**PROBLEM**
Write out the whole listing again, exactly.

─── DATA LINES ───

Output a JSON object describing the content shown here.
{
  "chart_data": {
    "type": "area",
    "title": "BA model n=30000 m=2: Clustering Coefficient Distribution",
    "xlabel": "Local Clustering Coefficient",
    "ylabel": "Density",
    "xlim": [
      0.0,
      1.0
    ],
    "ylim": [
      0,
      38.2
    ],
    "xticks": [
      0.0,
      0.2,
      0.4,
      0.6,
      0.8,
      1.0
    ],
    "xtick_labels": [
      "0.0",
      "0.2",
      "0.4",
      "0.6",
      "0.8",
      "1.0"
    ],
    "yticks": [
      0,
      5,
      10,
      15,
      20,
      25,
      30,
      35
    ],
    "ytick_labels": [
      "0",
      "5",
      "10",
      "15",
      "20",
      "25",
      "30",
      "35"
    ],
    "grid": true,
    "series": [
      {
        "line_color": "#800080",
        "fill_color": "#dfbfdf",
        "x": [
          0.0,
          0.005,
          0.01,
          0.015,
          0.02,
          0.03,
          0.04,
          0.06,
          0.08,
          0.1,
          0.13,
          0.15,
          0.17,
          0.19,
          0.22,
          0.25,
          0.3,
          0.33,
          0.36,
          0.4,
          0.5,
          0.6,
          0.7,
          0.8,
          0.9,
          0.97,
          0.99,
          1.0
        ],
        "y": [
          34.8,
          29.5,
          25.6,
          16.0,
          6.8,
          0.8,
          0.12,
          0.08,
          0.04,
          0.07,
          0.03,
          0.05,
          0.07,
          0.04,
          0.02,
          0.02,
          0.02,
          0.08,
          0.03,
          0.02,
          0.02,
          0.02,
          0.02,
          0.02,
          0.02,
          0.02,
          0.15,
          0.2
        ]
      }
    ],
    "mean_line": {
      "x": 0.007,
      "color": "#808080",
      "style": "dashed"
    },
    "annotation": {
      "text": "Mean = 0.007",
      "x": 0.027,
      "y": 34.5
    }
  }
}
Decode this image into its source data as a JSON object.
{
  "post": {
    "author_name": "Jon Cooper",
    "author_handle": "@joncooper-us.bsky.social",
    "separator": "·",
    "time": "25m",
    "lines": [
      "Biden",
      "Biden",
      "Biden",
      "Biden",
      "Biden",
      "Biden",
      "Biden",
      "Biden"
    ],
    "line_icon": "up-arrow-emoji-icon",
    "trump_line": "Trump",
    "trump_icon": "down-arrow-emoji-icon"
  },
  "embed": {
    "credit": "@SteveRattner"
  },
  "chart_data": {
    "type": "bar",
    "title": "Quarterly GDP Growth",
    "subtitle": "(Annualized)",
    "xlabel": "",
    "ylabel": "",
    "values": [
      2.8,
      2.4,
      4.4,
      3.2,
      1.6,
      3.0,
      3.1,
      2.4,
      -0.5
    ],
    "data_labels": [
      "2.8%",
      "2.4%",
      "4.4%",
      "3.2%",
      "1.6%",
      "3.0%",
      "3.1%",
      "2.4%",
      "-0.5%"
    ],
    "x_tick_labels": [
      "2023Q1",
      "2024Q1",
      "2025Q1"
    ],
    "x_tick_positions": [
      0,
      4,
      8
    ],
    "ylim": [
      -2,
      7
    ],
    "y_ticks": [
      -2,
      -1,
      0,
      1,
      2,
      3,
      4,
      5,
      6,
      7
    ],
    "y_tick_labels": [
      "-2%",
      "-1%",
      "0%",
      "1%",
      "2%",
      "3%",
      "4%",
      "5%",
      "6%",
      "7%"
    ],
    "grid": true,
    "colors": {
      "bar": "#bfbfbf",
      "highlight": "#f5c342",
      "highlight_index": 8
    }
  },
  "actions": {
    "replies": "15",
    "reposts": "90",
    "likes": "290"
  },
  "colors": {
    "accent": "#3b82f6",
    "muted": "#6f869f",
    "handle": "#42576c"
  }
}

───

**ANSWER**
Output a JSON object describing the content shown here.
{
  "chart_data": {
    "type": "area",
    "title": "BA model n=30000 m=2: Clustering Coefficient Distribution",
    "xlabel": "Local Clustering Coefficient",
    "ylabel": "Density",
    "xlim": [
      0.0,
      1.0
    ],
    "ylim": [
      0,
      38.2
    ],
    "xticks": [
      0.0,
      0.2,
      0.4,
      0.6,
      0.8,
      1.0
    ],
    "xtick_labels": [
      "0.0",
      "0.2",
      "0.4",
      "0.6",
      "0.8",
      "1.0"
    ],
    "yticks": [
      0,
      5,
      10,
      15,
      20,
      25,
      30,
      35
    ],
    "ytick_labels": [
      "0",
      "5",
      "10",
      "15",
      "20",
      "25",
      "30",
      "35"
    ],
    "grid": true,
    "series": [
      {
        "line_color": "#800080",
        "fill_color": "#dfbfdf",
        "x": [
          0.0,
          0.005,
          0.01,
          0.015,
          0.02,
          0.03,
          0.04,
          0.06,
          0.08,
          0.1,
          0.13,
          0.15,
          0.17,
          0.19,
          0.22,
          0.25,
          0.3,
          0.33,
          0.36,
          0.4,
          0.5,
          0.6,
          0.7,
          0.8,
          0.9,
          0.97,
          0.99,
          1.0
        ],
        "y": [
          34.8,
          29.5,
          25.6,
          16.0,
          6.8,
          0.8,
          0.12,
          0.08,
          0.04,
          0.07,
          0.03,
          0.05,
          0.07,
          0.04,
          0.02,
          0.02,
          0.02,
          0.08,
          0.03,
          0.02,
          0.02,
          0.02,
          0.02,
          0.02,
          0.02,
          0.02,
          0.15,
          0.2
        ]
      }
    ],
    "mean_line": {
      "x": 0.007,
      "color": "#808080",
      "style": "dashed"
    },
    "annotation": {
      "text": "Mean = 0.007",
      "x": 0.027,
      "y": 34.5
    }
  }
}
Decode this image into its source data as a JSON object.
{
  "post": {
    "author_name": "Jon Cooper",
    "author_handle": "@joncooper-us.bsky.social",
    "separator": "·",
    "time": "25m",
    "lines": [
      "Biden",
      "Biden",
      "Biden",
      "Biden",
      "Biden",
      "Biden",
      "Biden",
      "Biden"
    ],
    "line_icon": "up-arrow-emoji-icon",
    "trump_line": "Trump",
    "trump_icon": "down-arrow-emoji-icon"
  },
  "embed": {
    "credit": "@SteveRattner"
  },
  "chart_data": {
    "type": "bar",
    "title": "Quarterly GDP Growth",
    "subtitle": "(Annualized)",
    "xlabel": "",
    "ylabel": "",
    "values": [
      2.8,
      2.4,
      4.4,
      3.2,
      1.6,
      3.0,
      3.1,
      2.4,
      -0.5
    ],
    "data_labels": [
      "2.8%",
      "2.4%",
      "4.4%",
      "3.2%",
      "1.6%",
      "3.0%",
      "3.1%",
      "2.4%",
      "-0.5%"
    ],
    "x_tick_labels": [
      "2023Q1",
      "2024Q1",
      "2025Q1"
    ],
    "x_tick_positions": [
      0,
      4,
      8
    ],
    "ylim": [
      -2,
      7
    ],
    "y_ticks": [
      -2,
      -1,
      0,
      1,
      2,
      3,
      4,
      5,
      6,
      7
    ],
    "y_tick_labels": [
      "-2%",
      "-1%",
      "0%",
      "1%",
      "2%",
      "3%",
      "4%",
      "5%",
      "6%",
      "7%"
    ],
    "grid": true,
    "colors": {
      "bar": "#bfbfbf",
      "highlight": "#f5c342",
      "highlight_index": 8
    }
  },
  "actions": {
    "replies": "15",
    "reposts": "90",
    "likes": "290"
  },
  "colors": {
    "accent": "#3b82f6",
    "muted": "#6f869f",
    "handle": "#42576c"
  }
}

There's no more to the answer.